## BEGIN DATASET EXTRACT

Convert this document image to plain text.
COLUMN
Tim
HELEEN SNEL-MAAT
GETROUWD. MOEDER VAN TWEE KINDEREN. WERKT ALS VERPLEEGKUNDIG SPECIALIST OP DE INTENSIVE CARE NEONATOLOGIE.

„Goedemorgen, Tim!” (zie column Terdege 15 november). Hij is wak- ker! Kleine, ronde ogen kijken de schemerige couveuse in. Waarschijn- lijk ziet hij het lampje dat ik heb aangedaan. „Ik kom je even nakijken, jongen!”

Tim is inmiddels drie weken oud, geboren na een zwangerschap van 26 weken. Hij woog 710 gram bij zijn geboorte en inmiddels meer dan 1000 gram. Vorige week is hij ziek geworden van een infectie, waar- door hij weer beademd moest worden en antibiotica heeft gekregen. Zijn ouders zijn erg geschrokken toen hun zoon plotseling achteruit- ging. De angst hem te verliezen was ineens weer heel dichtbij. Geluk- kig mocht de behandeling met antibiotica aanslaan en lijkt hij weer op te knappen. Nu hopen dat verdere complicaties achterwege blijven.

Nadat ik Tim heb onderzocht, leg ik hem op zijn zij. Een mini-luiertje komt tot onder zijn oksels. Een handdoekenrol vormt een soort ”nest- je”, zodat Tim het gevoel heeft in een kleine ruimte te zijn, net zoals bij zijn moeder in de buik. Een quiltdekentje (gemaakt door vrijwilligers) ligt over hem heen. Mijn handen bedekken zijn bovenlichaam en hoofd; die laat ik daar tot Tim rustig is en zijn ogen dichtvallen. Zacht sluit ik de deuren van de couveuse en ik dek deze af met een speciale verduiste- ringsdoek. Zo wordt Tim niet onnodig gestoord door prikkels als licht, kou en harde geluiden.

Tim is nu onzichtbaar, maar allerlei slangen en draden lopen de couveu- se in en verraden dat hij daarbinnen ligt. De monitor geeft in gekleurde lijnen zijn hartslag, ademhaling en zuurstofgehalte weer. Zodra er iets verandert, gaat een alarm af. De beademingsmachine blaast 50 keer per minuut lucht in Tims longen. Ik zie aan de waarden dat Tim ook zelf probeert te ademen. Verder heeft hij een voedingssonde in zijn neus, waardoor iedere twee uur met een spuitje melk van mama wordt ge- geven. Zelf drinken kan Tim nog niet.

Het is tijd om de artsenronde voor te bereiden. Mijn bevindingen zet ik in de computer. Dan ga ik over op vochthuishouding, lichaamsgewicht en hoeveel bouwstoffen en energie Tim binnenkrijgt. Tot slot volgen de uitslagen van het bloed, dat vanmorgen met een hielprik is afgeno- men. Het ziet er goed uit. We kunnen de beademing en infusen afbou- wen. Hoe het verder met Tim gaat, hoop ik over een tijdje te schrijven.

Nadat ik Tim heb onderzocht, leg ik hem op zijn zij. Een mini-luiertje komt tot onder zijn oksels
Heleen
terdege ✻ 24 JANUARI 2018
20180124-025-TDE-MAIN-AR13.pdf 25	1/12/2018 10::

## END DATASET EXTRACT

## STATED PROBLEM
Transcribe the data above in full, exactly.

## PROBLEM SOLUTION
Convert this document image to plain text.
COLUMN
Tim
HELEEN SNEL-MAAT
GETROUWD. MOEDER VAN TWEE KINDEREN. WERKT ALS VERPLEEGKUNDIG SPECIALIST OP DE INTENSIVE CARE NEONATOLOGIE.

„Goedemorgen, Tim!” (zie column Terdege 15 november). Hij is wak- ker! Kleine, ronde ogen kijken de schemerige couveuse in. Waarschijn- lijk ziet hij het lampje dat ik heb aangedaan. „Ik kom je even nakijken, jongen!”

Tim is inmiddels drie weken oud, geboren na een zwangerschap van 26 weken. Hij woog 710 gram bij zijn geboorte en inmiddels meer dan 1000 gram. Vorige week is hij ziek geworden van een infectie, waar- door hij weer beademd moest worden en antibiotica heeft gekregen. Zijn ouders zijn erg geschrokken toen hun zoon plotseling achteruit- ging. De angst hem te verliezen was ineens weer heel dichtbij. Geluk- kig mocht de behandeling met antibiotica aanslaan en lijkt hij weer op te knappen. Nu hopen dat verdere complicaties achterwege blijven.

Nadat ik Tim heb onderzocht, leg ik hem op zijn zij. Een mini-luiertje komt tot onder zijn oksels. Een handdoekenrol vormt een soort ”nest- je”, zodat Tim het gevoel heeft in een kleine ruimte te zijn, net zoals bij zijn moeder in de buik. Een quiltdekentje (gemaakt door vrijwilligers) ligt over hem heen. Mijn handen bedekken zijn bovenlichaam en hoofd; die laat ik daar tot Tim rustig is en zijn ogen dichtvallen. Zacht sluit ik de deuren van de couveuse en ik dek deze af met een speciale verduiste- ringsdoek. Zo wordt Tim niet onnodig gestoord door prikkels als licht, kou en harde geluiden.

Tim is nu onzichtbaar, maar allerlei slangen en draden lopen de couveu- se in en verraden dat hij daarbinnen ligt. De monitor geeft in gekleurde lijnen zijn hartslag, ademhaling en zuurstofgehalte weer. Zodra er iets verandert, gaat een alarm af. De beademingsmachine blaast 50 keer per minuut lucht in Tims longen. Ik zie aan de waarden dat Tim ook zelf probeert te ademen. Verder heeft hij een voedingssonde in zijn neus, waardoor iedere twee uur met een spuitje melk van mama wordt ge- geven. Zelf drinken kan Tim nog niet.

Het is tijd om de artsenronde voor te bereiden. Mijn bevindingen zet ik in de computer. Dan ga ik over op vochthuishouding, lichaamsgewicht en hoeveel bouwstoffen en energie Tim binnenkrijgt. Tot slot volgen de uitslagen van het bloed, dat vanmorgen met een hielprik is afgeno- men. Het ziet er goed uit. We kunnen de beademing en infusen afbou- wen. Hoe het verder met Tim gaat, hoop ik over een tijdje te schrijven.

Nadat ik Tim heb onderzocht, leg ik hem op zijn zij. Een mini-luiertje komt tot onder zijn oksels
Heleen
terdege ✻ 24 JANUARI 2018
20180124-025-TDE-MAIN-AR13.pdf 25	1/12/2018 10::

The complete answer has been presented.